### WHAT IS ASKED
The data below must be copied in full and without any change.

### GIVEN DATA
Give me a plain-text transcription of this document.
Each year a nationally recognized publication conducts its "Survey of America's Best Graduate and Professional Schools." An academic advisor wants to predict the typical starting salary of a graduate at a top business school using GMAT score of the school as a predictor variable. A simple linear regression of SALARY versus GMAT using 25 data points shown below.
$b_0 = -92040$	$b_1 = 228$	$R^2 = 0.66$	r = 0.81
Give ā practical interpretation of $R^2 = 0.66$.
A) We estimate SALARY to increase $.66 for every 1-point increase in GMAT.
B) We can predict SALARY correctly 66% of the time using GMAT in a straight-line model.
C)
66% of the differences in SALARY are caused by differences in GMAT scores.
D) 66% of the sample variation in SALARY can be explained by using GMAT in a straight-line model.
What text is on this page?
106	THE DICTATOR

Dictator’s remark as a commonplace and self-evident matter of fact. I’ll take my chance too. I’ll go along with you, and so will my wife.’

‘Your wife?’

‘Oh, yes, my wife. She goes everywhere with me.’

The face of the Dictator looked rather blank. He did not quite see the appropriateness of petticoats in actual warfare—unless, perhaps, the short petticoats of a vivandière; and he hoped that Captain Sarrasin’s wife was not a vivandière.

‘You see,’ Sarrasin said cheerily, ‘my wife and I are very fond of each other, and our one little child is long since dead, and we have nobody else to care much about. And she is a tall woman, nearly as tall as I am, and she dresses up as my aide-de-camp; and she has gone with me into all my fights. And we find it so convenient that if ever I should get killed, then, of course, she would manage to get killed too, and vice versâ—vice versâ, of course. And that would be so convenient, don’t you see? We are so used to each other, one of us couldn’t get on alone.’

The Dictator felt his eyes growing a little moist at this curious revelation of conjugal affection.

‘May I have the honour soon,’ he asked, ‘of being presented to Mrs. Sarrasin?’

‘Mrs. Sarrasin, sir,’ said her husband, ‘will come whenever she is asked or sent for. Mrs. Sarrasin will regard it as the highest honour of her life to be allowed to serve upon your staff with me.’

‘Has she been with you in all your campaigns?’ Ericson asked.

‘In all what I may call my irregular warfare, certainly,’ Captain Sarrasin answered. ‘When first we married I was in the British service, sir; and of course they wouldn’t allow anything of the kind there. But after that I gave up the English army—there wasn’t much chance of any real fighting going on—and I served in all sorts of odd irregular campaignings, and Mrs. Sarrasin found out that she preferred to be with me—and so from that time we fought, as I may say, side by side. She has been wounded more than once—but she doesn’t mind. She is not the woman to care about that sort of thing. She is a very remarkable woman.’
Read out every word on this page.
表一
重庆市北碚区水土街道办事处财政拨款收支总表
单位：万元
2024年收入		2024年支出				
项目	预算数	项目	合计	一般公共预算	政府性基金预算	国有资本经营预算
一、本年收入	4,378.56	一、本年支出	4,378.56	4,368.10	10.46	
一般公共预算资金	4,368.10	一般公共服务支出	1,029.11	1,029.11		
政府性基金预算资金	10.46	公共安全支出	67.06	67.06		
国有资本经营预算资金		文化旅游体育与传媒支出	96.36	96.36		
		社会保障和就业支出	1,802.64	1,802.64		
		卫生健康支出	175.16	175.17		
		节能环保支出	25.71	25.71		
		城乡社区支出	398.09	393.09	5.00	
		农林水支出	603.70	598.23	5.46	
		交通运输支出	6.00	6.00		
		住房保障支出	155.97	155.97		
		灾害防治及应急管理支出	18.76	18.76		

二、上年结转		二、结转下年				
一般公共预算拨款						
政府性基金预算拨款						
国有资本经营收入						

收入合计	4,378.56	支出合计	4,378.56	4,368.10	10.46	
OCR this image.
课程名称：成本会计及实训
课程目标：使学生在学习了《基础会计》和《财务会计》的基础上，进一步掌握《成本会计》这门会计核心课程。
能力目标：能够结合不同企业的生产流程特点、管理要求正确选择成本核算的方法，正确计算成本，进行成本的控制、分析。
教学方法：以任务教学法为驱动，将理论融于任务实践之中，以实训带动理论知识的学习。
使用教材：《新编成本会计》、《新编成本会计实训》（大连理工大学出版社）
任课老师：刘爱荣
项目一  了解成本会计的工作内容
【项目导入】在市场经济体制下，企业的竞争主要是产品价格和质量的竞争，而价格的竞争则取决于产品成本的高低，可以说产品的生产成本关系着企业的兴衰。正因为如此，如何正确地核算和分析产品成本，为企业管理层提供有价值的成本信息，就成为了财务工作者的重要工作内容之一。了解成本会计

### CORRECT RESULT
Give me a plain-text transcription of this document.
Each year a nationally recognized publication conducts its "Survey of America's Best Graduate and Professional Schools." An academic advisor wants to predict the typical starting salary of a graduate at a top business school using GMAT score of the school as a predictor variable. A simple linear regression of SALARY versus GMAT using 25 data points shown below.
$b_0 = -92040$	$b_1 = 228$	$R^2 = 0.66$	r = 0.81
Give ā practical interpretation of $R^2 = 0.66$.
A) We estimate SALARY to increase $.66 for every 1-point increase in GMAT.
B) We can predict SALARY correctly 66% of the time using GMAT in a straight-line model.
C)
66% of the differences in SALARY are caused by differences in GMAT scores.
D) 66% of the sample variation in SALARY can be explained by using GMAT in a straight-line model.
What text is on this page?
106	THE DICTATOR

Dictator’s remark as a commonplace and self-evident matter of fact. I’ll take my chance too. I’ll go along with you, and so will my wife.’

‘Your wife?’

‘Oh, yes, my wife. She goes everywhere with me.’

The face of the Dictator looked rather blank. He did not quite see the appropriateness of petticoats in actual warfare—unless, perhaps, the short petticoats of a vivandière; and he hoped that Captain Sarrasin’s wife was not a vivandière.

‘You see,’ Sarrasin said cheerily, ‘my wife and I are very fond of each other, and our one little child is long since dead, and we have nobody else to care much about. And she is a tall woman, nearly as tall as I am, and she dresses up as my aide-de-camp; and she has gone with me into all my fights. And we find it so convenient that if ever I should get killed, then, of course, she would manage to get killed too, and vice versâ—vice versâ, of course. And that would be so convenient, don’t you see? We are so used to each other, one of us couldn’t get on alone.’

The Dictator felt his eyes growing a little moist at this curious revelation of conjugal affection.

‘May I have the honour soon,’ he asked, ‘of being presented to Mrs. Sarrasin?’

‘Mrs. Sarrasin, sir,’ said her husband, ‘will come whenever she is asked or sent for. Mrs. Sarrasin will regard it as the highest honour of her life to be allowed to serve upon your staff with me.’

‘Has she been with you in all your campaigns?’ Ericson asked.

‘In all what I may call my irregular warfare, certainly,’ Captain Sarrasin answered. ‘When first we married I was in the British service, sir; and of course they wouldn’t allow anything of the kind there. But after that I gave up the English army—there wasn’t much chance of any real fighting going on—and I served in all sorts of odd irregular campaignings, and Mrs. Sarrasin found out that she preferred to be with me—and so from that time we fought, as I may say, side by side. She has been wounded more than once—but she doesn’t mind. She is not the woman to care about that sort of thing. She is a very remarkable woman.’
Read out every word on this page.
表一
重庆市北碚区水土街道办事处财政拨款收支总表
单位：万元
2024年收入		2024年支出				
项目	预算数	项目	合计	一般公共预算	政府性基金预算	国有资本经营预算
一、本年收入	4,378.56	一、本年支出	4,378.56	4,368.10	10.46	
一般公共预算资金	4,368.10	一般公共服务支出	1,029.11	1,029.11		
政府性基金预算资金	10.46	公共安全支出	67.06	67.06		
国有资本经营预算资金		文化旅游体育与传媒支出	96.36	96.36		
		社会保障和就业支出	1,802.64	1,802.64		
		卫生健康支出	175.16	175.17		
		节能环保支出	25.71	25.71		
		城乡社区支出	398.09	393.09	5.00	
		农林水支出	603.70	598.23	5.46	
		交通运输支出	6.00	6.00		
		住房保障支出	155.97	155.97		
		灾害防治及应急管理支出	18.76	18.76		

二、上年结转		二、结转下年				
一般公共预算拨款						
政府性基金预算拨款						
国有资本经营收入						

收入合计	4,378.56	支出合计	4,378.56	4,368.10	10.46	
OCR this image.
课程名称：成本会计及实训
课程目标：使学生在学习了《基础会计》和《财务会计》的基础上，进一步掌握《成本会计》这门会计核心课程。
能力目标：能够结合不同企业的生产流程特点、管理要求正确选择成本核算的方法，正确计算成本，进行成本的控制、分析。
教学方法：以任务教学法为驱动，将理论融于任务实践之中，以实训带动理论知识的学习。
使用教材：《新编成本会计》、《新编成本会计实训》（大连理工大学出版社）
任课老师：刘爱荣
项目一  了解成本会计的工作内容
【项目导入】在市场经济体制下，企业的竞争主要是产品价格和质量的竞争，而价格的竞争则取决于产品成本的高低，可以说产品的生产成本关系着企业的兴衰。正因为如此，如何正确地核算和分析产品成本，为企业管理层提供有价值的成本信息，就成为了财务工作者的重要工作内容之一。了解成本会计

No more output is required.